» Problem statement: With the pictures omitted, write out the entries that follow exactly as they stand.

» Data section:
▬▬▬▬▬▬

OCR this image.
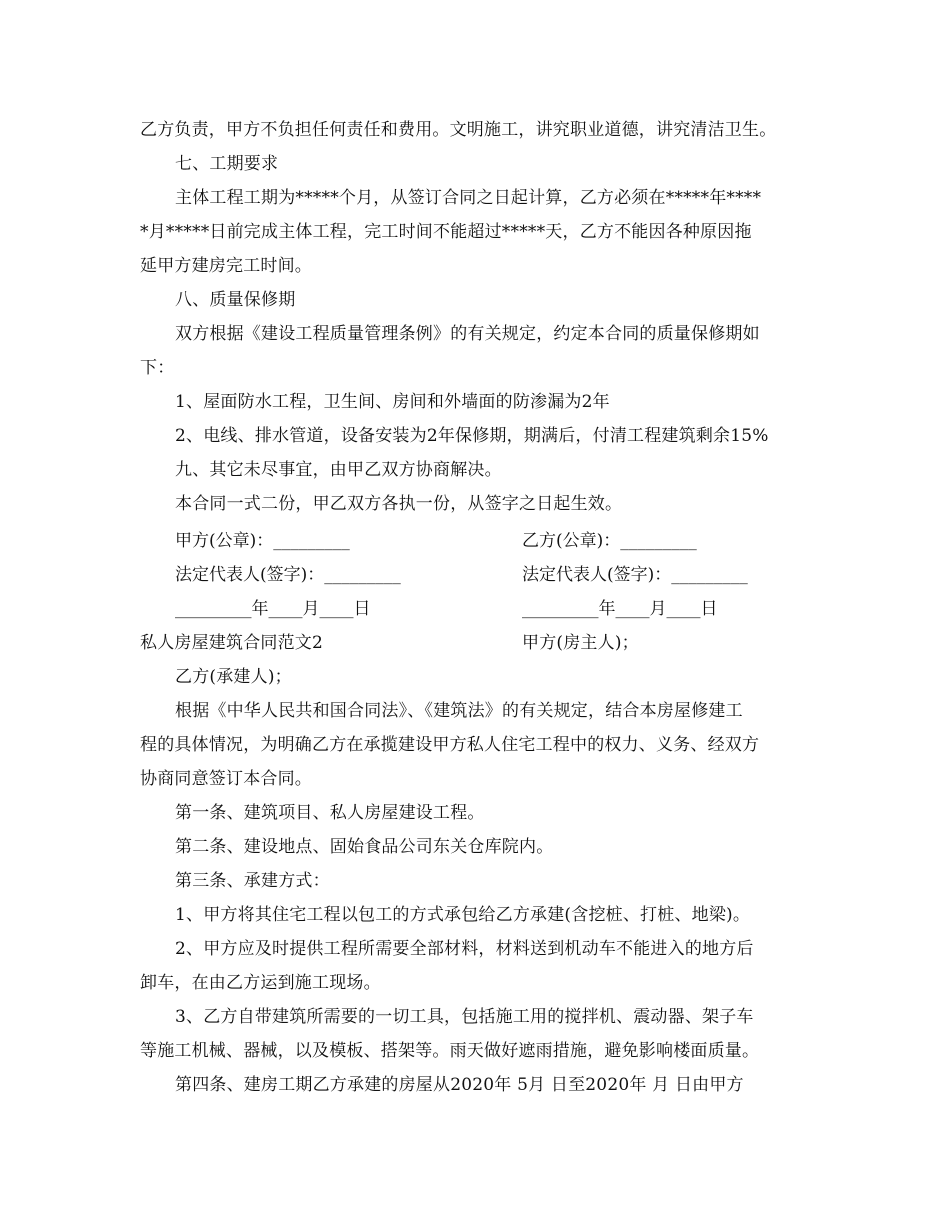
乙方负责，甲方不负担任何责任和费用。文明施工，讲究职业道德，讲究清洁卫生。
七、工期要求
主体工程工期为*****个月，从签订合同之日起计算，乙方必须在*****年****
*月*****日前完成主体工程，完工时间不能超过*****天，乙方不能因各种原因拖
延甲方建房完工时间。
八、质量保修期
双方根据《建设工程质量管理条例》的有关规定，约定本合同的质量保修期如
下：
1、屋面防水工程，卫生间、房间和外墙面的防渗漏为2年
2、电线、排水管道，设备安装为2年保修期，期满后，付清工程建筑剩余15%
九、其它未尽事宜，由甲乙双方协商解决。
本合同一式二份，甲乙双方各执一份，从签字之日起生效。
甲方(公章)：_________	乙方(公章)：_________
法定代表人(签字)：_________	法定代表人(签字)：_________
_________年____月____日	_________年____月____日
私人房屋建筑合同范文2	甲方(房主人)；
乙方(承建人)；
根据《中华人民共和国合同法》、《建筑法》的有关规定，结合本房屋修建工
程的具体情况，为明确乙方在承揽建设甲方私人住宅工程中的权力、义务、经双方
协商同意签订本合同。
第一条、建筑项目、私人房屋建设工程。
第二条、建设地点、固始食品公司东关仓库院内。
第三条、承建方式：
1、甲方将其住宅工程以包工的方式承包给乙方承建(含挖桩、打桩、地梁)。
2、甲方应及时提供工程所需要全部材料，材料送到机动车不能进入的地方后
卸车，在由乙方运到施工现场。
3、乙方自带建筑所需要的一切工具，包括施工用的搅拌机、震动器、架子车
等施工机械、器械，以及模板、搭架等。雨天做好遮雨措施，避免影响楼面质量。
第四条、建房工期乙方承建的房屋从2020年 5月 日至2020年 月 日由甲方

▬▬▬▬▬▬

» Answer below:
OCR this image.
乙方负责，甲方不负担任何责任和费用。文明施工，讲究职业道德，讲究清洁卫生。
七、工期要求
主体工程工期为*****个月，从签订合同之日起计算，乙方必须在*****年****
*月*****日前完成主体工程，完工时间不能超过*****天，乙方不能因各种原因拖
延甲方建房完工时间。
八、质量保修期
双方根据《建设工程质量管理条例》的有关规定，约定本合同的质量保修期如
下：
1、屋面防水工程，卫生间、房间和外墙面的防渗漏为2年
2、电线、排水管道，设备安装为2年保修期，期满后，付清工程建筑剩余15%
九、其它未尽事宜，由甲乙双方协商解决。
本合同一式二份，甲乙双方各执一份，从签字之日起生效。
甲方(公章)：_________	乙方(公章)：_________
法定代表人(签字)：_________	法定代表人(签字)：_________
_________年____月____日	_________年____月____日
私人房屋建筑合同范文2	甲方(房主人)；
乙方(承建人)；
根据《中华人民共和国合同法》、《建筑法》的有关规定，结合本房屋修建工
程的具体情况，为明确乙方在承揽建设甲方私人住宅工程中的权力、义务、经双方
协商同意签订本合同。
第一条、建筑项目、私人房屋建设工程。
第二条、建设地点、固始食品公司东关仓库院内。
第三条、承建方式：
1、甲方将其住宅工程以包工的方式承包给乙方承建(含挖桩、打桩、地梁)。
2、甲方应及时提供工程所需要全部材料，材料送到机动车不能进入的地方后
卸车，在由乙方运到施工现场。
3、乙方自带建筑所需要的一切工具，包括施工用的搅拌机、震动器、架子车
等施工机械、器械，以及模板、搭架等。雨天做好遮雨措施，避免影响楼面质量。
第四条、建房工期乙方承建的房屋从2020年 5月 日至2020年 月 日由甲方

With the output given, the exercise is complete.